### Exercise goal
Pull every line containing "text" out of the material below.

##########

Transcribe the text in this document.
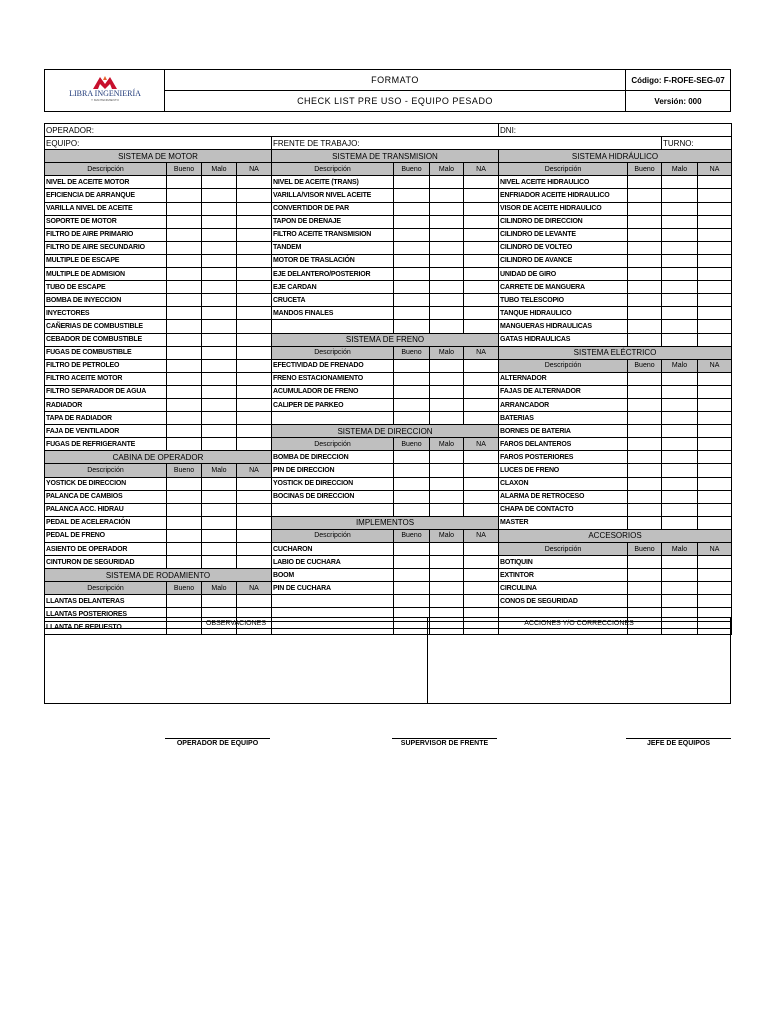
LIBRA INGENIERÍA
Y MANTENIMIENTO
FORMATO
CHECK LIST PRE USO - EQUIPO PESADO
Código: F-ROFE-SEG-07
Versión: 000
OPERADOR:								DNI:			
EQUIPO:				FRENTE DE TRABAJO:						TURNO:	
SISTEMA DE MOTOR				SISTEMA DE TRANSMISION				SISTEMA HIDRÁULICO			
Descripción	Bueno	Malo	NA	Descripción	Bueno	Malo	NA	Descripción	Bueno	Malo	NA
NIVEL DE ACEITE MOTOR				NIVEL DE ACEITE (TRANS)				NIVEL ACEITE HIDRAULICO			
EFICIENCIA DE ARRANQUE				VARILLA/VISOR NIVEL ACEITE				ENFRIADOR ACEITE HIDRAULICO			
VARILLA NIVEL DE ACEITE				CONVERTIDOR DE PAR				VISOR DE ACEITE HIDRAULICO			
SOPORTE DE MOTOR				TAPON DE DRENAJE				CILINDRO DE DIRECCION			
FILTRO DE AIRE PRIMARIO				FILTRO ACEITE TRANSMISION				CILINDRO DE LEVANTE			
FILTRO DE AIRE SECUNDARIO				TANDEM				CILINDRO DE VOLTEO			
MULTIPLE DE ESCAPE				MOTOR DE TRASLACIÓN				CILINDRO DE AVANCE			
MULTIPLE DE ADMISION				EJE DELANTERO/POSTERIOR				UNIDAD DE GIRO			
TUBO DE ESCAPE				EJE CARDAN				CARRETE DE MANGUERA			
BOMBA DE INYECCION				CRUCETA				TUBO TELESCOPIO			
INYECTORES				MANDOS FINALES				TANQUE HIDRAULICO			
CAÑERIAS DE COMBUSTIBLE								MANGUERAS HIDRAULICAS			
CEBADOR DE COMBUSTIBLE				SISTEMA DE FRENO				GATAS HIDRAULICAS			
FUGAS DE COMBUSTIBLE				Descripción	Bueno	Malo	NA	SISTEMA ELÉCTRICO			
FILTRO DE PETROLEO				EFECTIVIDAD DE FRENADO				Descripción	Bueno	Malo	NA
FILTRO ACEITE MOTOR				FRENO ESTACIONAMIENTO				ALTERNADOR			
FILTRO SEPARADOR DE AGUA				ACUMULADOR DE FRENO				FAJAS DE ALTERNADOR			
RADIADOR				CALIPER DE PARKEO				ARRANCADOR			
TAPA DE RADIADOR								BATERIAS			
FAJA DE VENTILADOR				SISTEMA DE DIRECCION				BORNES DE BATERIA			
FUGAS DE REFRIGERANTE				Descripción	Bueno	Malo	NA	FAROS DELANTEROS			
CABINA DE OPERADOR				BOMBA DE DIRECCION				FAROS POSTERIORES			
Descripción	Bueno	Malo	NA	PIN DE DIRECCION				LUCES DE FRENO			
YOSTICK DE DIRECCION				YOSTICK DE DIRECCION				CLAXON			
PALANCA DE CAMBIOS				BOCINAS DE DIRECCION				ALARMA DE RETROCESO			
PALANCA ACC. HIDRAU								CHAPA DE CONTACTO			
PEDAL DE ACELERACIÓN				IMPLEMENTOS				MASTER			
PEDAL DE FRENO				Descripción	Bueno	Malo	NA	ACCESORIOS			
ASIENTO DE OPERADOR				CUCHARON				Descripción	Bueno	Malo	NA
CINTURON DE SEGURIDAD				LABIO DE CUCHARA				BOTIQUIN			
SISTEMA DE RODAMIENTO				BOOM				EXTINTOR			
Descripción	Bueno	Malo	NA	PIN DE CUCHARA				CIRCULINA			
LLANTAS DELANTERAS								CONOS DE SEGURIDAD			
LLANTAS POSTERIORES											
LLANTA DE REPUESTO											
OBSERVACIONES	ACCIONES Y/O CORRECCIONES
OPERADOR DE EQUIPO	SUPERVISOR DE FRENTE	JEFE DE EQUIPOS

##########

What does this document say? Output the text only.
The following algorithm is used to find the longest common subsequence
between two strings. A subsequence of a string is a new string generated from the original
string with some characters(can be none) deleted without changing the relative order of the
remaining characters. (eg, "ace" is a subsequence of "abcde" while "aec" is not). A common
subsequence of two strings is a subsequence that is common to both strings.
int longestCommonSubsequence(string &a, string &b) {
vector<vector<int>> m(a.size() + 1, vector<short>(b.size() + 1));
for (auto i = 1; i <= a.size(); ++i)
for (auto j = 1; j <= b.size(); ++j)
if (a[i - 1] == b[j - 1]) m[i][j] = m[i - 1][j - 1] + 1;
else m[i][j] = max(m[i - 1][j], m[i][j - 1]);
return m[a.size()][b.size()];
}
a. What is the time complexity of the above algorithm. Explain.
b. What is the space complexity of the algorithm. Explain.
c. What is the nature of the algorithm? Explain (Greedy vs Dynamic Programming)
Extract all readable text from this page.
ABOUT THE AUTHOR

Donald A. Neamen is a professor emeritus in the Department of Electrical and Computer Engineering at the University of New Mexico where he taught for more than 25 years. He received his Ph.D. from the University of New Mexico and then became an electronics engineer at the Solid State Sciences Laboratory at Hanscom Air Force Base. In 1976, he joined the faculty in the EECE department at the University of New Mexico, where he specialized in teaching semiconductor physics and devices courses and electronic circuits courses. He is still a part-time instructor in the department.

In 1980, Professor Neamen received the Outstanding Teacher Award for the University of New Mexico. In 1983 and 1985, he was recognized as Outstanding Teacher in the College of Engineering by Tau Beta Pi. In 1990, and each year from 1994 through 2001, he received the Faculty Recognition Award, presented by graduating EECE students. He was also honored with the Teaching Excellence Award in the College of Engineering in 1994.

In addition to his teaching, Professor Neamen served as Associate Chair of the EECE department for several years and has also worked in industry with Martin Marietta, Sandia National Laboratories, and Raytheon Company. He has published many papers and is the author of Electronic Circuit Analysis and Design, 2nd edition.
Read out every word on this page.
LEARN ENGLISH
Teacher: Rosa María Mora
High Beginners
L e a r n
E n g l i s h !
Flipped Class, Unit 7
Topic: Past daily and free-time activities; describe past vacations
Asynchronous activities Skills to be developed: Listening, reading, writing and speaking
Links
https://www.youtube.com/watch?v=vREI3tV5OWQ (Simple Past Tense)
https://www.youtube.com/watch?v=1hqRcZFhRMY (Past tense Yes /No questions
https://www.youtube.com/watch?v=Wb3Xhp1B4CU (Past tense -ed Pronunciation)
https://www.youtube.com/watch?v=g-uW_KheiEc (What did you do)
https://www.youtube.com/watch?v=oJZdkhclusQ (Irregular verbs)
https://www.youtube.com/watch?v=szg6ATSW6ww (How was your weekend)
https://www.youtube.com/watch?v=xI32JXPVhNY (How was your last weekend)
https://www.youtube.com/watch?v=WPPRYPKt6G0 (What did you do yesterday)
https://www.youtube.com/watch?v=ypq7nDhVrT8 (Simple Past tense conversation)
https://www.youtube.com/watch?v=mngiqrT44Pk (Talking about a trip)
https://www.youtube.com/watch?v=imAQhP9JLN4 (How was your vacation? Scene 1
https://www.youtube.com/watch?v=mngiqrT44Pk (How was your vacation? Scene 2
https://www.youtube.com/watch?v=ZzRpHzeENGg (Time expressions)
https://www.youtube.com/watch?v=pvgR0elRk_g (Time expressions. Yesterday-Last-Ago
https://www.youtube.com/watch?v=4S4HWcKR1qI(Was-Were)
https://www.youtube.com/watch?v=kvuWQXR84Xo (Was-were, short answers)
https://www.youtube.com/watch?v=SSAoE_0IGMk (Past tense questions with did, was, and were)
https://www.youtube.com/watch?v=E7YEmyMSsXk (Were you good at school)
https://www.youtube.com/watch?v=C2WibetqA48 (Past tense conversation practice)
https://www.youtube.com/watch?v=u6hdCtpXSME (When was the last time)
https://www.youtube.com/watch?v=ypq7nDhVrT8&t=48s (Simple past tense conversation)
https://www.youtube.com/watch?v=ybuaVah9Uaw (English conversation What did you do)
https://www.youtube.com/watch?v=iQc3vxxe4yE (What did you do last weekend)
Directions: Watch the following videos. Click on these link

##########

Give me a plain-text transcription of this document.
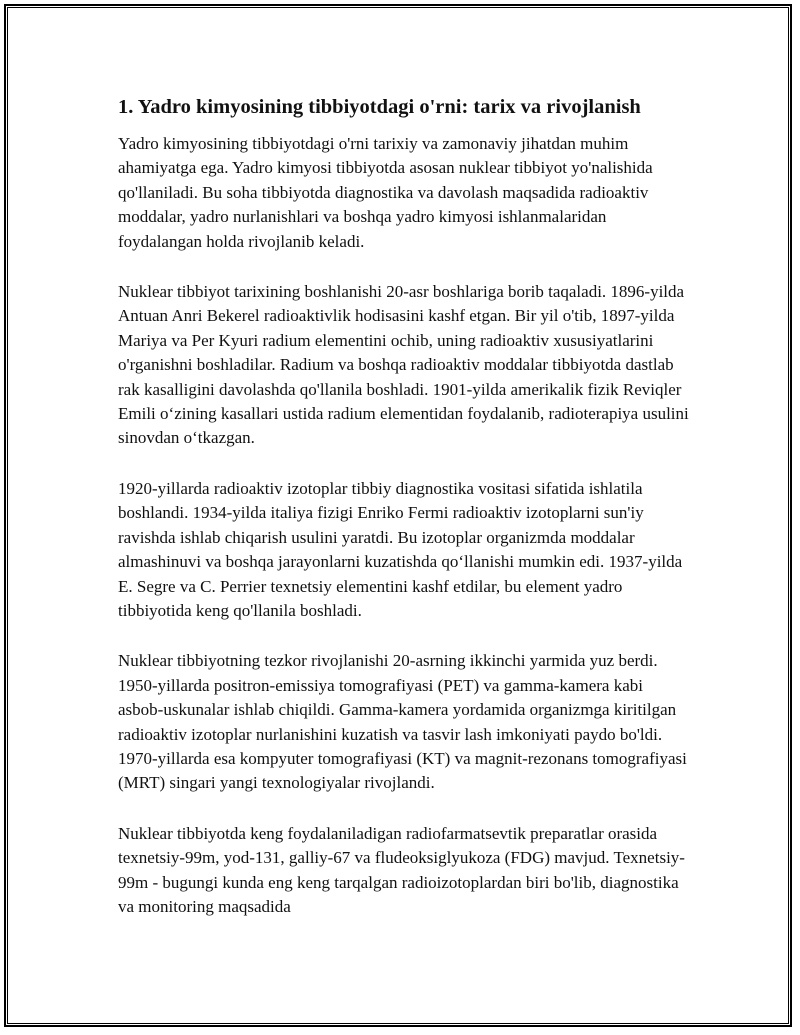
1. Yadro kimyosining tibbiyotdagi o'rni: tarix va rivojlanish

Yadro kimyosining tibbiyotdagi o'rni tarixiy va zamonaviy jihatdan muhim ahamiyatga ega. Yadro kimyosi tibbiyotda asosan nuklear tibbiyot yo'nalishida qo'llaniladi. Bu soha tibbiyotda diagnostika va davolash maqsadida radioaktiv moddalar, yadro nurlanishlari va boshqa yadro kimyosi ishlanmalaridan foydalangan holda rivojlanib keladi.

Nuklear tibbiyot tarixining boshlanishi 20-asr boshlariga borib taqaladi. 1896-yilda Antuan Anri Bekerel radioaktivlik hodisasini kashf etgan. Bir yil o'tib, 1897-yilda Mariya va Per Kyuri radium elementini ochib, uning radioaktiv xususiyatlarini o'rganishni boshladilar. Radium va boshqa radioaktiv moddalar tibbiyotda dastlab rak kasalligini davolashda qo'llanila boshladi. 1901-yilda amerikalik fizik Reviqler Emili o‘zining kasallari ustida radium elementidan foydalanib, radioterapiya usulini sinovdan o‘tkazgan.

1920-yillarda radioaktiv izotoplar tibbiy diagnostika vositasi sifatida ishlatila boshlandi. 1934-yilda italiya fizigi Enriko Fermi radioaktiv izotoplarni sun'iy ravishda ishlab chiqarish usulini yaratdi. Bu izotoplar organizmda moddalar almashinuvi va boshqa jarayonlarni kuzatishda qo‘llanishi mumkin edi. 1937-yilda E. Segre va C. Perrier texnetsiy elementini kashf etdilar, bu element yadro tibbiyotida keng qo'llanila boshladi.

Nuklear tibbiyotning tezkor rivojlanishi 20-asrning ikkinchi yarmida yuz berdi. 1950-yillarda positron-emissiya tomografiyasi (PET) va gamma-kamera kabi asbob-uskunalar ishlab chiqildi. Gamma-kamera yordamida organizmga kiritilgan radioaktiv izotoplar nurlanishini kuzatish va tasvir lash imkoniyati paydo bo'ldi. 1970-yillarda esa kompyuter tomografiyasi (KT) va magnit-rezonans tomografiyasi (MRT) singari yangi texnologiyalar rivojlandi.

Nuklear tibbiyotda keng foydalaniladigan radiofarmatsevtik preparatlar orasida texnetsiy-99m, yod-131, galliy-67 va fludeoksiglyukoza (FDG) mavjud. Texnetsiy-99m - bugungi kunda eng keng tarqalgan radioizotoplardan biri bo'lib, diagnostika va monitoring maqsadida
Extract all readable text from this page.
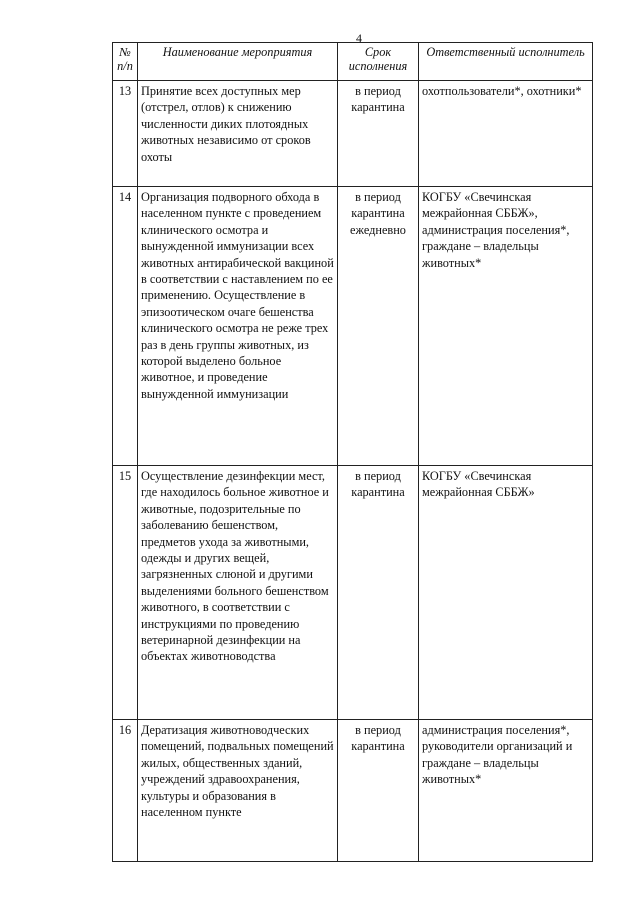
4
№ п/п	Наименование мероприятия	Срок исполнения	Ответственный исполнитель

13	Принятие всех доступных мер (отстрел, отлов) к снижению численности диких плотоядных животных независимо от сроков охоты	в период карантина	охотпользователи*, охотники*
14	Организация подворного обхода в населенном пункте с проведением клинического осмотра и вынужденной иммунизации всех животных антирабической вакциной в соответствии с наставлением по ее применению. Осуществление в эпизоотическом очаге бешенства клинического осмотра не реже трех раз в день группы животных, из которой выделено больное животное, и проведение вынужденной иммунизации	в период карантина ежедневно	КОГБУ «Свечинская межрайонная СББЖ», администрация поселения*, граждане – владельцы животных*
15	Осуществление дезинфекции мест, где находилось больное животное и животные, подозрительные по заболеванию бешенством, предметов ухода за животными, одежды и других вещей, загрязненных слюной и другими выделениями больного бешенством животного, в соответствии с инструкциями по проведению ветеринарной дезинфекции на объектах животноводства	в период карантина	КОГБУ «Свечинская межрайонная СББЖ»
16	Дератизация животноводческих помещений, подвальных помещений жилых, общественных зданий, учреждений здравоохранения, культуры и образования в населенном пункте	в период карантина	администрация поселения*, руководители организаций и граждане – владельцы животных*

##########

### Solved exercise
Transcribe the text in this document.
What does this document say? Output the text only.
Extract all readable text from this page.
Give me a plain-text transcription of this document.
Extract all readable text from this page.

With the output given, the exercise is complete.